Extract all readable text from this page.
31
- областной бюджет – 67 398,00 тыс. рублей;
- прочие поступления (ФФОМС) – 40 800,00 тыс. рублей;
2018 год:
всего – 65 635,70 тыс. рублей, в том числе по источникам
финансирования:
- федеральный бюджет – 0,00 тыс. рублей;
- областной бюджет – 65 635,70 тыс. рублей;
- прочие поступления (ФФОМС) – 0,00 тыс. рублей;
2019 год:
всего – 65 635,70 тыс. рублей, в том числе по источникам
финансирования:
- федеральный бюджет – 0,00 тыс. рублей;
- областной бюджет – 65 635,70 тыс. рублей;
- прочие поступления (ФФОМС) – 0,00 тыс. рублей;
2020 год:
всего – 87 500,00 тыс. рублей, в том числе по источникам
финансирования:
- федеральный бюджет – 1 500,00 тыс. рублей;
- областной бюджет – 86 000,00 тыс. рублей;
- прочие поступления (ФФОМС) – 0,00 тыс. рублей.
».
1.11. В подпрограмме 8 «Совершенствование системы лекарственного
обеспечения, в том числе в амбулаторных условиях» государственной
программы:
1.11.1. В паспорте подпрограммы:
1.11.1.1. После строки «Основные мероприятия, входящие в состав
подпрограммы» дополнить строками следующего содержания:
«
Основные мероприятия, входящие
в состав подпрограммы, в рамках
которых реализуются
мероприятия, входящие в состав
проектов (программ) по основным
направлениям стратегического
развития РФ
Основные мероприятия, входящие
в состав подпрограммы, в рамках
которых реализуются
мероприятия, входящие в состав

__To be done__
Set down the listing above in full, please, exactly as it appears.

__Solved exercise__
Extract all readable text from this page.
31
- областной бюджет – 67 398,00 тыс. рублей;
- прочие поступления (ФФОМС) – 40 800,00 тыс. рублей;
2018 год:
всего – 65 635,70 тыс. рублей, в том числе по источникам
финансирования:
- федеральный бюджет – 0,00 тыс. рублей;
- областной бюджет – 65 635,70 тыс. рублей;
- прочие поступления (ФФОМС) – 0,00 тыс. рублей;
2019 год:
всего – 65 635,70 тыс. рублей, в том числе по источникам
финансирования:
- федеральный бюджет – 0,00 тыс. рублей;
- областной бюджет – 65 635,70 тыс. рублей;
- прочие поступления (ФФОМС) – 0,00 тыс. рублей;
2020 год:
всего – 87 500,00 тыс. рублей, в том числе по источникам
финансирования:
- федеральный бюджет – 1 500,00 тыс. рублей;
- областной бюджет – 86 000,00 тыс. рублей;
- прочие поступления (ФФОМС) – 0,00 тыс. рублей.
».
1.11. В подпрограмме 8 «Совершенствование системы лекарственного
обеспечения, в том числе в амбулаторных условиях» государственной
программы:
1.11.1. В паспорте подпрограммы:
1.11.1.1. После строки «Основные мероприятия, входящие в состав
подпрограммы» дополнить строками следующего содержания:
«
Основные мероприятия, входящие
в состав подпрограммы, в рамках
которых реализуются
мероприятия, входящие в состав
проектов (программ) по основным
направлениям стратегического
развития РФ
Основные мероприятия, входящие
в состав подпрограммы, в рамках
которых реализуются
мероприятия, входящие в состав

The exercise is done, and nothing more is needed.